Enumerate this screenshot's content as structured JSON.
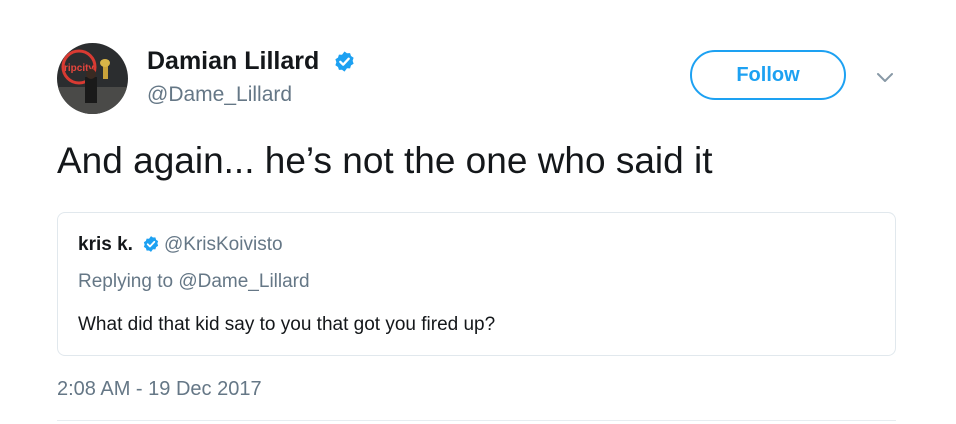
{
  "author": {
    "display_name": "Damian Lillard",
    "handle": "@Dame_Lillard",
    "verified": true,
    "avatar_icon": "profile-photo-avatar"
  },
  "actions": {
    "follow_label": "Follow",
    "menu_icon": "chevron-down-icon"
  },
  "tweet": {
    "text": "And again... he’s not the one who said it",
    "timestamp": "2:08 AM - 19 Dec 2017"
  },
  "quoted_tweet": {
    "display_name": "kris k.",
    "handle": "@KrisKoivisto",
    "verified": true,
    "replying_to": "Replying to @Dame_Lillard",
    "text": "What did that kid say to you that got you fired up?"
  },
  "colors": {
    "accent": "#1da1f2",
    "text_primary": "#14171a",
    "text_secondary": "#657786",
    "border": "#e1e8ed"
  }
}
* * *
● **THE TASK**:
Go through the data and gather every line that holds "handle".

● **FINAL RESULT**:
    "handle": "@Dame_Lillard",
    "handle": "@KrisKoivisto",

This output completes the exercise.